[start]

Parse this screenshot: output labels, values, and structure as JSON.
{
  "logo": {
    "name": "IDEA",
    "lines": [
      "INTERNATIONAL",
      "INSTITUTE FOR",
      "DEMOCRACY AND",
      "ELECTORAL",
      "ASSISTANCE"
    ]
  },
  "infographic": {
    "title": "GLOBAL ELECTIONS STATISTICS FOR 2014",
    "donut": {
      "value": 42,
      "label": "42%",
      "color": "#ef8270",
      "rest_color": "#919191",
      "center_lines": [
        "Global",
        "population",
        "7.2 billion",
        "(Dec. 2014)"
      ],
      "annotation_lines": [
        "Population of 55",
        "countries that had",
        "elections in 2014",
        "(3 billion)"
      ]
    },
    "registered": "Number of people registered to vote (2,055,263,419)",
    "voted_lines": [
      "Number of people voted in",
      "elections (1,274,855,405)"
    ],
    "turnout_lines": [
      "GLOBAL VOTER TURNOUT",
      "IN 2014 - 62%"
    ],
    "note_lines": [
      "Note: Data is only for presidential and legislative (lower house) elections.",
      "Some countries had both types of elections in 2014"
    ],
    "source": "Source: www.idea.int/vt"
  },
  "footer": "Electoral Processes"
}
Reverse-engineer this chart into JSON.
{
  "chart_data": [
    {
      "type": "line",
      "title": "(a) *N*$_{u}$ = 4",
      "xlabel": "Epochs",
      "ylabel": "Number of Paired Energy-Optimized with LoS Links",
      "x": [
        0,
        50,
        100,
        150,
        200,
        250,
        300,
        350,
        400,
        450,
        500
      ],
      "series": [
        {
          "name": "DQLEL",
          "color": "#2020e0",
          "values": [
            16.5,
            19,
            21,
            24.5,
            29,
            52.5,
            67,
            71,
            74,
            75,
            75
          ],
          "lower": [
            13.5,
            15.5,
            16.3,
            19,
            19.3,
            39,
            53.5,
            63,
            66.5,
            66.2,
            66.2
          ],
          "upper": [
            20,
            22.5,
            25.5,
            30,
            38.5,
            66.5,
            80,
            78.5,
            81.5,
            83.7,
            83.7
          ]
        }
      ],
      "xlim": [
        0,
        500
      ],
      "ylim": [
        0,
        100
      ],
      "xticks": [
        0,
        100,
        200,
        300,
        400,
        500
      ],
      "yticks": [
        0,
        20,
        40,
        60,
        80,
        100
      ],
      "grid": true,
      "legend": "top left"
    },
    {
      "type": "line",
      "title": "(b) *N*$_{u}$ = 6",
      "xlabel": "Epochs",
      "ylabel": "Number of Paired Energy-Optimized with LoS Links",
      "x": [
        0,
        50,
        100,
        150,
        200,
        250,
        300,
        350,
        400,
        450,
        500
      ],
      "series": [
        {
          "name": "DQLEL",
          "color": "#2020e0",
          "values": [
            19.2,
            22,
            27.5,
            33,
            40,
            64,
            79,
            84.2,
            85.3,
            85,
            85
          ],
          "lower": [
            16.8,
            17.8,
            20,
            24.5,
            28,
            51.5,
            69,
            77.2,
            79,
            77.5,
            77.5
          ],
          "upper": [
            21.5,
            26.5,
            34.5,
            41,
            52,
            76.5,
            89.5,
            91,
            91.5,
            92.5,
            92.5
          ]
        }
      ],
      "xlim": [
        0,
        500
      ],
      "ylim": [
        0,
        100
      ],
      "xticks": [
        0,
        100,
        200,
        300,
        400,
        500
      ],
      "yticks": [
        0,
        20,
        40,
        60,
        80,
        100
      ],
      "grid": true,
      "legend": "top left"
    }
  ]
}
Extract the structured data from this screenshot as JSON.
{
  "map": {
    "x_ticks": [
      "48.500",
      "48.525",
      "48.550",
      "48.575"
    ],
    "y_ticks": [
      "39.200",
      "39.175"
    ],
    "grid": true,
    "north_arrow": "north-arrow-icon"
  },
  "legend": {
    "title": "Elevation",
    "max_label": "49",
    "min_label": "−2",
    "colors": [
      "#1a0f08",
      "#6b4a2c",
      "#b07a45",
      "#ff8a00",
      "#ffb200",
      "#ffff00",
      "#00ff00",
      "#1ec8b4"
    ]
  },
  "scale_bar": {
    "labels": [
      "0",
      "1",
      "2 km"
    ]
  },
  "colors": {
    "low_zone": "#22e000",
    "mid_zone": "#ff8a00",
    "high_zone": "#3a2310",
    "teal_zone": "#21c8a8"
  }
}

[end]

Brief — Extract, word for word, each line of the listing above.

Answer to this problem —
Parse this screenshot: output labels, values, and structure as JSON.
{
  "logo": {
    "name": "IDEA",
    "lines": [
      "INTERNATIONAL",
      "INSTITUTE FOR",
      "DEMOCRACY AND",
      "ELECTORAL",
      "ASSISTANCE"
    ]
  },
  "infographic": {
    "title": "GLOBAL ELECTIONS STATISTICS FOR 2014",
    "donut": {
      "value": 42,
      "label": "42%",
      "color": "#ef8270",
      "rest_color": "#919191",
      "center_lines": [
        "Global",
        "population",
        "7.2 billion",
        "(Dec. 2014)"
      ],
      "annotation_lines": [
        "Population of 55",
        "countries that had",
        "elections in 2014",
        "(3 billion)"
      ]
    },
    "registered": "Number of people registered to vote (2,055,263,419)",
    "voted_lines": [
      "Number of people voted in",
      "elections (1,274,855,405)"
    ],
    "turnout_lines": [
      "GLOBAL VOTER TURNOUT",
      "IN 2014 - 62%"
    ],
    "note_lines": [
      "Note: Data is only for presidential and legislative (lower house) elections.",
      "Some countries had both types of elections in 2014"
    ],
    "source": "Source: www.idea.int/vt"
  },
  "footer": "Electoral Processes"
}
Reverse-engineer this chart into JSON.
{
  "chart_data": [
    {
      "type": "line",
      "title": "(a) *N*$_{u}$ = 4",
      "xlabel": "Epochs",
      "ylabel": "Number of Paired Energy-Optimized with LoS Links",
      "x": [
        0,
        50,
        100,
        150,
        200,
        250,
        300,
        350,
        400,
        450,
        500
      ],
      "series": [
        {
          "name": "DQLEL",
          "color": "#2020e0",
          "values": [
            16.5,
            19,
            21,
            24.5,
            29,
            52.5,
            67,
            71,
            74,
            75,
            75
          ],
          "lower": [
            13.5,
            15.5,
            16.3,
            19,
            19.3,
            39,
            53.5,
            63,
            66.5,
            66.2,
            66.2
          ],
          "upper": [
            20,
            22.5,
            25.5,
            30,
            38.5,
            66.5,
            80,
            78.5,
            81.5,
            83.7,
            83.7
          ]
        }
      ],
      "xlim": [
        0,
        500
      ],
      "ylim": [
        0,
        100
      ],
      "xticks": [
        0,
        100,
        200,
        300,
        400,
        500
      ],
      "yticks": [
        0,
        20,
        40,
        60,
        80,
        100
      ],
      "grid": true,
      "legend": "top left"
    },
    {
      "type": "line",
      "title": "(b) *N*$_{u}$ = 6",
      "xlabel": "Epochs",
      "ylabel": "Number of Paired Energy-Optimized with LoS Links",
      "x": [
        0,
        50,
        100,
        150,
        200,
        250,
        300,
        350,
        400,
        450,
        500
      ],
      "series": [
        {
          "name": "DQLEL",
          "color": "#2020e0",
          "values": [
            19.2,
            22,
            27.5,
            33,
            40,
            64,
            79,
            84.2,
            85.3,
            85,
            85
          ],
          "lower": [
            16.8,
            17.8,
            20,
            24.5,
            28,
            51.5,
            69,
            77.2,
            79,
            77.5,
            77.5
          ],
          "upper": [
            21.5,
            26.5,
            34.5,
            41,
            52,
            76.5,
            89.5,
            91,
            91.5,
            92.5,
            92.5
          ]
        }
      ],
      "xlim": [
        0,
        500
      ],
      "ylim": [
        0,
        100
      ],
      "xticks": [
        0,
        100,
        200,
        300,
        400,
        500
      ],
      "yticks": [
        0,
        20,
        40,
        60,
        80,
        100
      ],
      "grid": true,
      "legend": "top left"
    }
  ]
}
Extract the structured data from this screenshot as JSON.
{
  "map": {
    "x_ticks": [
      "48.500",
      "48.525",
      "48.550",
      "48.575"
    ],
    "y_ticks": [
      "39.200",
      "39.175"
    ],
    "grid": true,
    "north_arrow": "north-arrow-icon"
  },
  "legend": {
    "title": "Elevation",
    "max_label": "49",
    "min_label": "−2",
    "colors": [
      "#1a0f08",
      "#6b4a2c",
      "#b07a45",
      "#ff8a00",
      "#ffb200",
      "#ffff00",
      "#00ff00",
      "#1ec8b4"
    ]
  },
  "scale_bar": {
    "labels": [
      "0",
      "1",
      "2 km"
    ]
  },
  "colors": {
    "low_zone": "#22e000",
    "mid_zone": "#ff8a00",
    "high_zone": "#3a2310",
    "teal_zone": "#21c8a8"
  }
}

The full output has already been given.